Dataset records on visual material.
────────────────
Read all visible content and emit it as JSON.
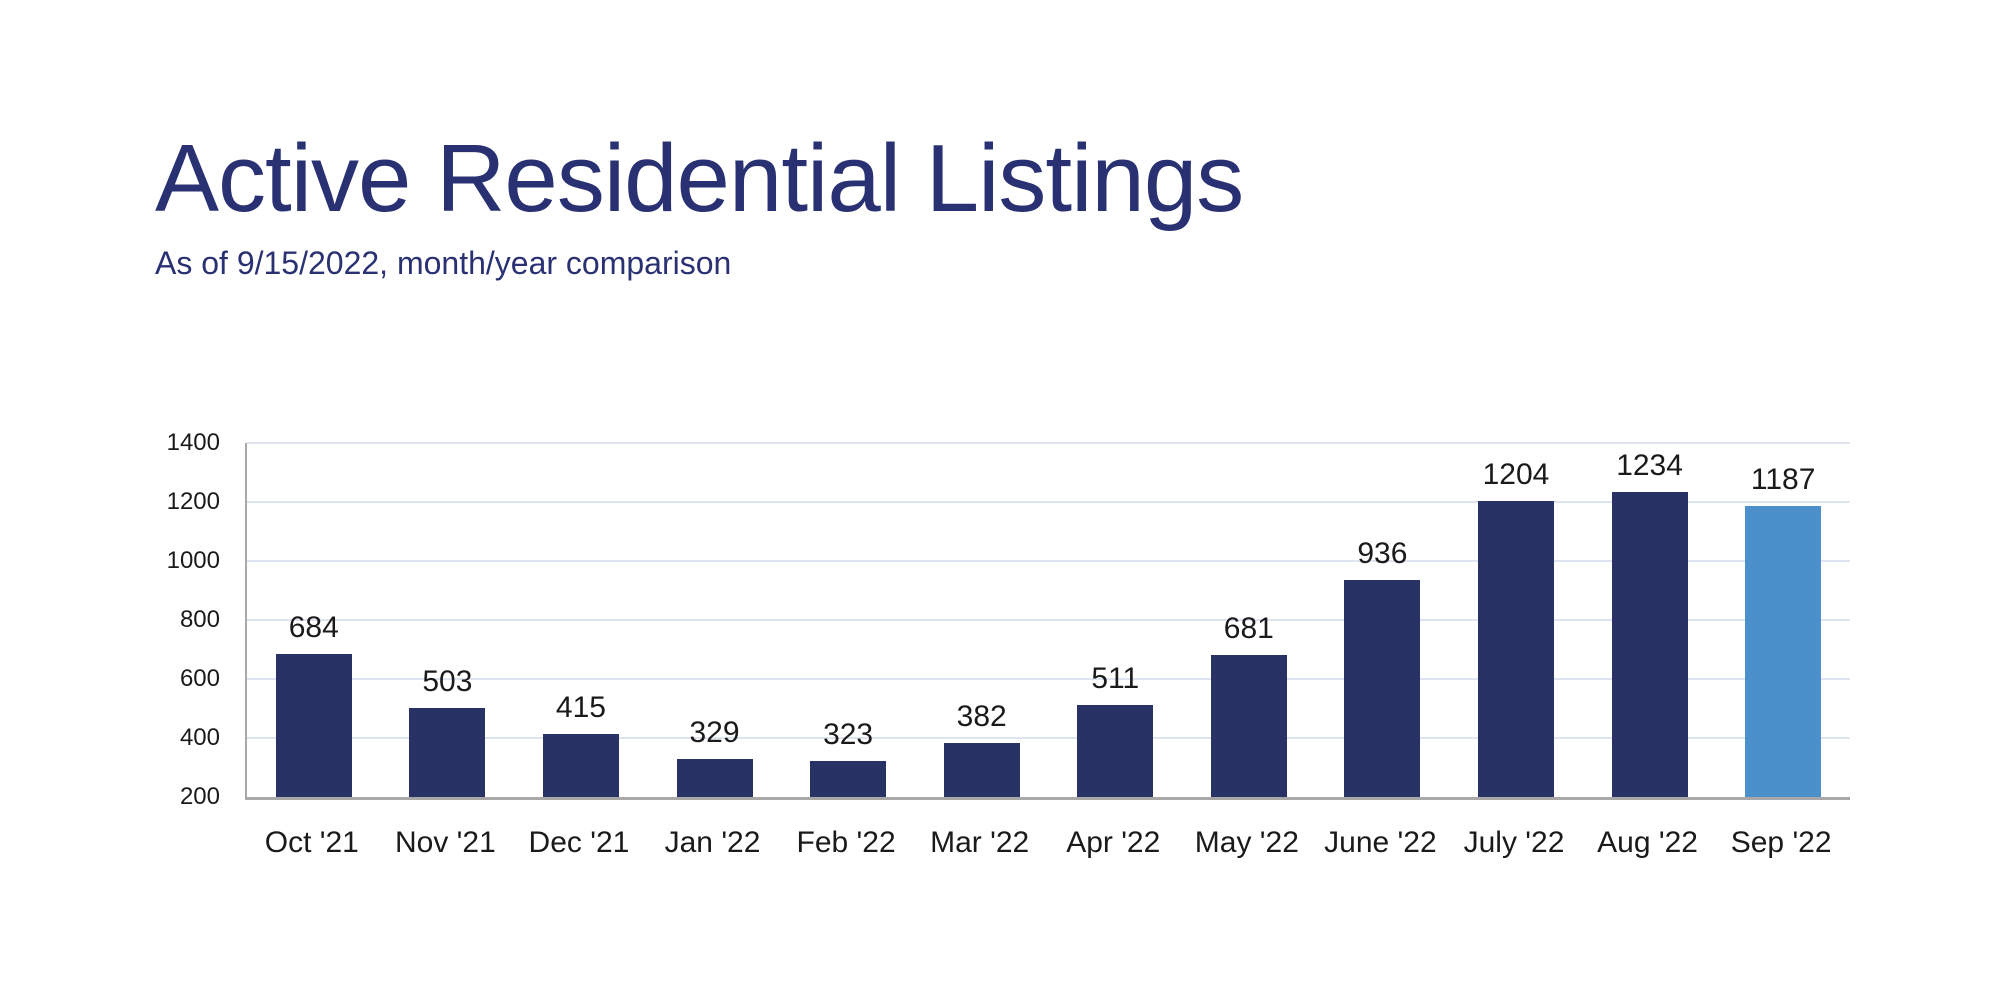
{
  "slide": {
    "background": "#ffffff"
  },
  "header": {
    "title": "Active Residential Listings",
    "subtitle": "As of 9/15/2022, month/year comparison"
  },
  "colors": {
    "title_text": "#2a3173",
    "bar_default": "#283264",
    "bar_highlight": "#4b90ca",
    "axis_line": "#a8a8a8",
    "gridline": "#dfe5f0",
    "label_text": "#1a1a1a"
  },
  "chart_data": {
    "type": "bar",
    "title": "Active Residential Listings",
    "subtitle": "As of 9/15/2022, month/year comparison",
    "categories": [
      "Oct '21",
      "Nov '21",
      "Dec '21",
      "Jan '22",
      "Feb '22",
      "Mar '22",
      "Apr '22",
      "May '22",
      "June '22",
      "July '22",
      "Aug '22",
      "Sep '22"
    ],
    "values": [
      684,
      503,
      415,
      329,
      323,
      382,
      511,
      681,
      936,
      1204,
      1234,
      1187
    ],
    "highlight_index": 11,
    "highlight_category": "Sep '22",
    "xlabel": "",
    "ylabel": "",
    "ylim": [
      200,
      1400
    ],
    "yticks": [
      200,
      400,
      600,
      800,
      1000,
      1200,
      1400
    ],
    "grid": true,
    "legend": false,
    "value_labels": true
  }
}
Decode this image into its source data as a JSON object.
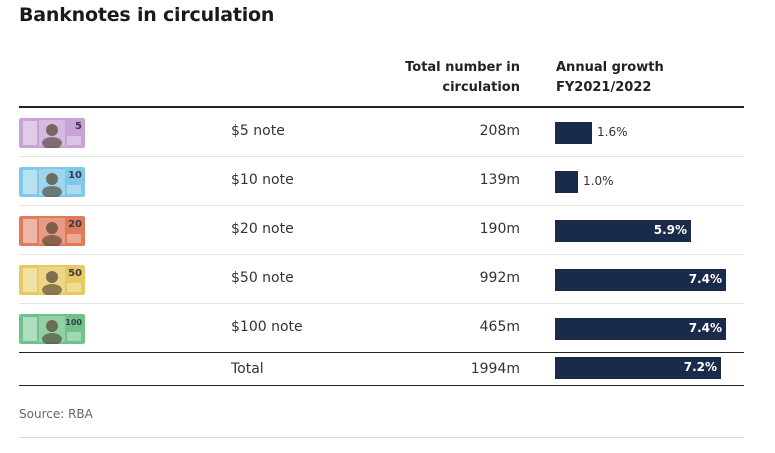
{
  "title": "Banknotes in circulation",
  "headers": {
    "number_line1": "Total number in",
    "number_line2": "circulation",
    "growth_line1": "Annual growth",
    "growth_line2": "FY2021/2022"
  },
  "source": "Source: RBA",
  "colors": {
    "bar": "#1a2a4a",
    "note_5": "#c9a3d6",
    "note_10": "#7fc8e8",
    "note_20": "#e07a5a",
    "note_50": "#e8c860",
    "note_100": "#6ec28a"
  },
  "chart_data": {
    "type": "table",
    "columns": [
      "",
      "",
      "Total number in circulation",
      "Annual growth FY2021/2022"
    ],
    "rows": [
      {
        "label": "$5 note",
        "count": "208m",
        "growth": 1.6,
        "growth_label": "1.6%",
        "note_icon": "five-dollar-note",
        "note_digits": "5"
      },
      {
        "label": "$10 note",
        "count": "139m",
        "growth": 1.0,
        "growth_label": "1.0%",
        "note_icon": "ten-dollar-note",
        "note_digits": "10"
      },
      {
        "label": "$20 note",
        "count": "190m",
        "growth": 5.9,
        "growth_label": "5.9%",
        "note_icon": "twenty-dollar-note",
        "note_digits": "20"
      },
      {
        "label": "$50 note",
        "count": "992m",
        "growth": 7.4,
        "growth_label": "7.4%",
        "note_icon": "fifty-dollar-note",
        "note_digits": "50"
      },
      {
        "label": "$100 note",
        "count": "465m",
        "growth": 7.4,
        "growth_label": "7.4%",
        "note_icon": "hundred-dollar-note",
        "note_digits": "100"
      }
    ],
    "total": {
      "label": "Total",
      "count": "1994m",
      "growth": 7.2,
      "growth_label": "7.2%"
    },
    "growth_max": 7.4
  }
}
────────────────
Task objective.
Leaving the pictures aside, transcribe the entire listing exactly.

Task output.
Read all visible content and emit it as JSON.
{
  "slide": {
    "background": "#ffffff"
  },
  "header": {
    "title": "Active Residential Listings",
    "subtitle": "As of 9/15/2022, month/year comparison"
  },
  "colors": {
    "title_text": "#2a3173",
    "bar_default": "#283264",
    "bar_highlight": "#4b90ca",
    "axis_line": "#a8a8a8",
    "gridline": "#dfe5f0",
    "label_text": "#1a1a1a"
  },
  "chart_data": {
    "type": "bar",
    "title": "Active Residential Listings",
    "subtitle": "As of 9/15/2022, month/year comparison",
    "categories": [
      "Oct '21",
      "Nov '21",
      "Dec '21",
      "Jan '22",
      "Feb '22",
      "Mar '22",
      "Apr '22",
      "May '22",
      "June '22",
      "July '22",
      "Aug '22",
      "Sep '22"
    ],
    "values": [
      684,
      503,
      415,
      329,
      323,
      382,
      511,
      681,
      936,
      1204,
      1234,
      1187
    ],
    "highlight_index": 11,
    "highlight_category": "Sep '22",
    "xlabel": "",
    "ylabel": "",
    "ylim": [
      200,
      1400
    ],
    "yticks": [
      200,
      400,
      600,
      800,
      1000,
      1200,
      1400
    ],
    "grid": true,
    "legend": false,
    "value_labels": true
  }
}
Decode this image into its source data as a JSON object.
{
  "title": "Banknotes in circulation",
  "headers": {
    "number_line1": "Total number in",
    "number_line2": "circulation",
    "growth_line1": "Annual growth",
    "growth_line2": "FY2021/2022"
  },
  "source": "Source: RBA",
  "colors": {
    "bar": "#1a2a4a",
    "note_5": "#c9a3d6",
    "note_10": "#7fc8e8",
    "note_20": "#e07a5a",
    "note_50": "#e8c860",
    "note_100": "#6ec28a"
  },
  "chart_data": {
    "type": "table",
    "columns": [
      "",
      "",
      "Total number in circulation",
      "Annual growth FY2021/2022"
    ],
    "rows": [
      {
        "label": "$5 note",
        "count": "208m",
        "growth": 1.6,
        "growth_label": "1.6%",
        "note_icon": "five-dollar-note",
        "note_digits": "5"
      },
      {
        "label": "$10 note",
        "count": "139m",
        "growth": 1.0,
        "growth_label": "1.0%",
        "note_icon": "ten-dollar-note",
        "note_digits": "10"
      },
      {
        "label": "$20 note",
        "count": "190m",
        "growth": 5.9,
        "growth_label": "5.9%",
        "note_icon": "twenty-dollar-note",
        "note_digits": "20"
      },
      {
        "label": "$50 note",
        "count": "992m",
        "growth": 7.4,
        "growth_label": "7.4%",
        "note_icon": "fifty-dollar-note",
        "note_digits": "50"
      },
      {
        "label": "$100 note",
        "count": "465m",
        "growth": 7.4,
        "growth_label": "7.4%",
        "note_icon": "hundred-dollar-note",
        "note_digits": "100"
      }
    ],
    "total": {
      "label": "Total",
      "count": "1994m",
      "growth": 7.2,
      "growth_label": "7.2%"
    },
    "growth_max": 7.4
  }
}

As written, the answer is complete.